→ EXERCISE TASK
Report how many lines contain "icon"; state the number and nothing else.
— start ITEMS —
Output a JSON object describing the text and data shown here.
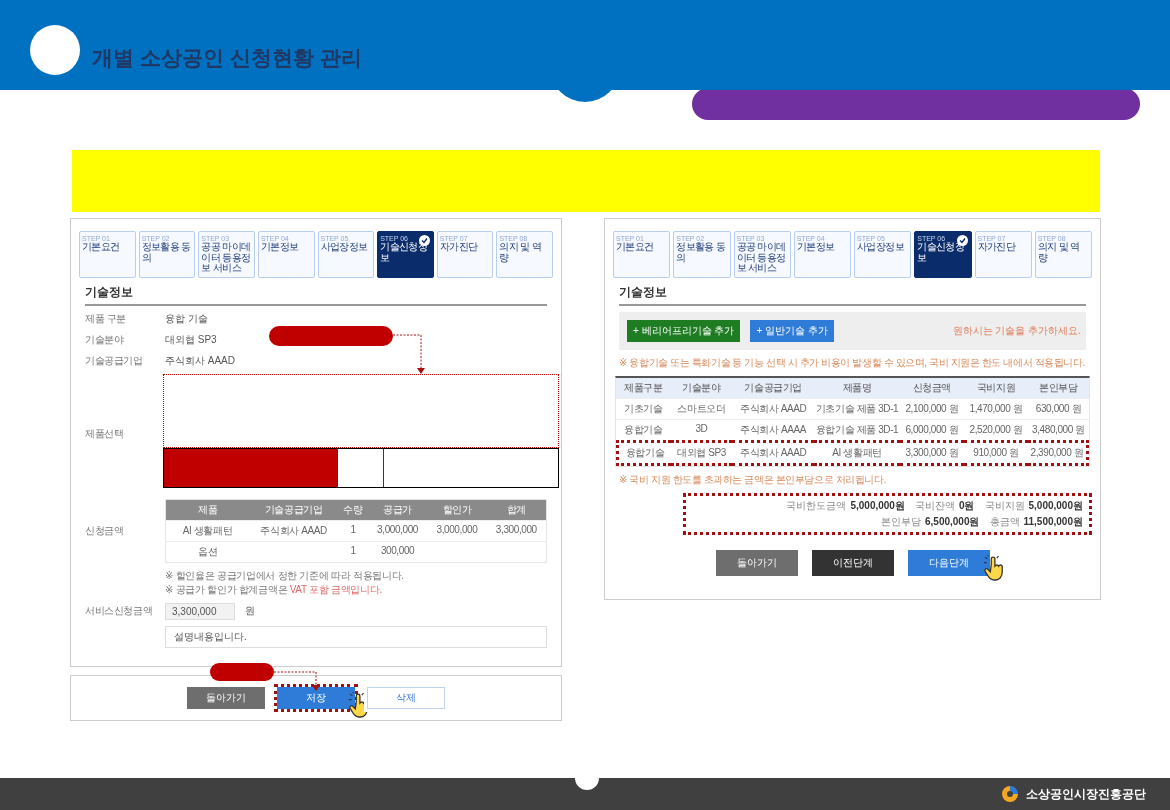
{
  "header": {
    "title": "개별 소상공인 신청현황 관리"
  },
  "left_screen": {
    "steps": [
      {
        "number": "STEP 01",
        "label": "기본요건",
        "selected": false
      },
      {
        "number": "STEP 02",
        "label": "정보활용 동의",
        "selected": false
      },
      {
        "number": "STEP 03",
        "label": "공공 마이데이터 등용정보 서비스",
        "selected": false
      },
      {
        "number": "STEP 04",
        "label": "기본정보",
        "selected": false
      },
      {
        "number": "STEP 05",
        "label": "사업장정보",
        "selected": false
      },
      {
        "number": "STEP 06",
        "label": "기술신청정보",
        "selected": true
      },
      {
        "number": "STEP 07",
        "label": "자가진단",
        "selected": false
      },
      {
        "number": "STEP 08",
        "label": "의지 및 역량",
        "selected": false
      }
    ],
    "heading": "기술정보",
    "fields": [
      {
        "label": "제품 구분",
        "value": "융합 기술"
      },
      {
        "label": "기술분야",
        "value": "대외협 SP3"
      },
      {
        "label": "기술공급기업",
        "value": "주식회사 AAAD"
      }
    ],
    "product_label": "제품선택",
    "amount": {
      "label": "신청금액",
      "columns": [
        "제품",
        "기술공급기업",
        "수량",
        "공급가",
        "할인가",
        "합계"
      ],
      "rows": [
        [
          "AI 생활패턴",
          "주식회사 AAAD",
          "1",
          "3,000,000",
          "3,000,000",
          "3,300,000"
        ],
        [
          "옵션",
          "",
          "1",
          "300,000",
          "",
          ""
        ]
      ],
      "notes": [
        {
          "text": "※ 할인율은 공급기업에서 정한 기준에 따라 적용됩니다."
        },
        {
          "text": "※ 공급가 할인가 합계금액은 ",
          "emphasis": "VAT 포함 금액입니다."
        }
      ]
    },
    "service_amount": {
      "label": "서비스신청금액",
      "value": "3,300,000",
      "unit": "원"
    },
    "memo": {
      "value": "설명내용입니다."
    },
    "buttons": [
      {
        "label": "돌아가기",
        "kind": "grey",
        "highlighted": false,
        "clicked": false
      },
      {
        "label": "저장",
        "kind": "blue",
        "highlighted": true,
        "clicked": true
      },
      {
        "label": "삭제",
        "kind": "white",
        "highlighted": false,
        "clicked": false
      }
    ]
  },
  "right_screen": {
    "steps": [
      {
        "number": "STEP 01",
        "label": "기본요건",
        "selected": false
      },
      {
        "number": "STEP 02",
        "label": "정보활용 동의",
        "selected": false
      },
      {
        "number": "STEP 03",
        "label": "공공 마이데이터 등용정보 서비스",
        "selected": false
      },
      {
        "number": "STEP 04",
        "label": "기본정보",
        "selected": false
      },
      {
        "number": "STEP 05",
        "label": "사업장정보",
        "selected": false
      },
      {
        "number": "STEP 06",
        "label": "기술신청정보",
        "selected": true
      },
      {
        "number": "STEP 07",
        "label": "자가진단",
        "selected": false
      },
      {
        "number": "STEP 08",
        "label": "의지 및 역량",
        "selected": false
      }
    ],
    "heading": "기술정보",
    "add_buttons": [
      {
        "label": "+ 베리어프리기술 추가",
        "kind": "green"
      },
      {
        "label": "+ 일반기술 추가",
        "kind": "blue"
      }
    ],
    "toolbar_note": "원하시는 기술을 추가하세요.",
    "warning": "※ 융합기술 또는 특화기술 등 기능 선택 시 추가 비용이 발생할 수 있으며, 국비 지원은 한도 내에서 적용됩니다.",
    "columns": [
      "제품구분",
      "기술분야",
      "기술공급기업",
      "제품명",
      "신청금액",
      "국비지원",
      "본인부담"
    ],
    "rows": [
      {
        "cells": [
          "기초기술",
          "스마트오더",
          "주식회사 AAAD",
          "기초기술 제품 3D-1",
          "2,100,000 원",
          "1,470,000 원",
          "630,000 원"
        ],
        "highlighted": false
      },
      {
        "cells": [
          "융합기술",
          "3D",
          "주식회사 AAAA",
          "융합기술 제품 3D-1",
          "6,000,000 원",
          "2,520,000 원",
          "3,480,000 원"
        ],
        "highlighted": false
      },
      {
        "cells": [
          "융합기술",
          "대외협 SP3",
          "주식회사 AAAD",
          "AI 생활패턴",
          "3,300,000 원",
          "910,000 원",
          "2,390,000 원"
        ],
        "highlighted": true
      }
    ],
    "table_note": "※ 국비 지원 한도를 초과하는 금액은 본인부담으로 처리됩니다.",
    "summary": [
      {
        "label": "국비한도금액",
        "value": "5,000,000원"
      },
      {
        "label": "국비잔액",
        "value": "0원"
      },
      {
        "label": "국비지원",
        "value": "5,000,000원"
      },
      {
        "label": "본인부담",
        "value": "6,500,000원"
      },
      {
        "label": "총금액",
        "value": "11,500,000원"
      }
    ],
    "buttons": [
      {
        "label": "돌아가기",
        "kind": "grey",
        "clicked": false
      },
      {
        "label": "이전단계",
        "kind": "dark",
        "clicked": false
      },
      {
        "label": "다음단계",
        "kind": "blue",
        "clicked": true
      }
    ]
  },
  "footer": {
    "org": "소상공인시장진흥공단"
  }
}
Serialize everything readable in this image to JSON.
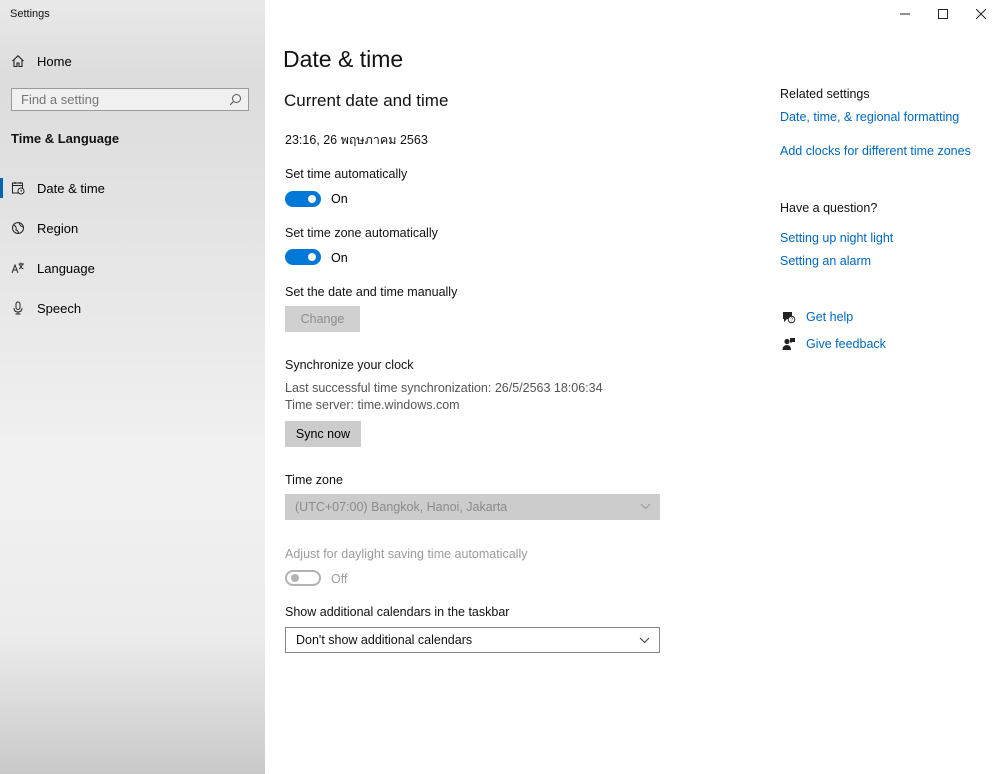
{
  "window": {
    "title": "Settings"
  },
  "sidebar": {
    "home_label": "Home",
    "search_placeholder": "Find a setting",
    "section_title": "Time & Language",
    "items": [
      {
        "label": "Date & time",
        "icon": "date-time-icon",
        "selected": true
      },
      {
        "label": "Region",
        "icon": "globe-icon",
        "selected": false
      },
      {
        "label": "Language",
        "icon": "language-icon",
        "selected": false
      },
      {
        "label": "Speech",
        "icon": "microphone-icon",
        "selected": false
      }
    ]
  },
  "main": {
    "page_title": "Date & time",
    "current_heading": "Current date and time",
    "current_value": "23:16, 26 พฤษภาคม 2563",
    "set_time_auto": {
      "label": "Set time automatically",
      "state": "On"
    },
    "set_tz_auto": {
      "label": "Set time zone automatically",
      "state": "On"
    },
    "manual": {
      "label": "Set the date and time manually",
      "button": "Change"
    },
    "sync": {
      "heading": "Synchronize your clock",
      "last_sync": "Last successful time synchronization: 26/5/2563 18:06:34",
      "server": "Time server: time.windows.com",
      "button": "Sync now"
    },
    "time_zone": {
      "label": "Time zone",
      "value": "(UTC+07:00) Bangkok, Hanoi, Jakarta"
    },
    "dst": {
      "label": "Adjust for daylight saving time automatically",
      "state": "Off"
    },
    "calendars": {
      "label": "Show additional calendars in the taskbar",
      "value": "Don't show additional calendars"
    }
  },
  "related": {
    "heading": "Related settings",
    "links": [
      "Date, time, & regional formatting",
      "Add clocks for different time zones"
    ],
    "question_heading": "Have a question?",
    "question_links": [
      "Setting up night light",
      "Setting an alarm"
    ],
    "get_help": "Get help",
    "give_feedback": "Give feedback"
  },
  "colors": {
    "accent": "#0078d7",
    "link": "#0067c0"
  }
}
— end ITEMS —
→ OUTPUT FOR THIS EXERCISE
4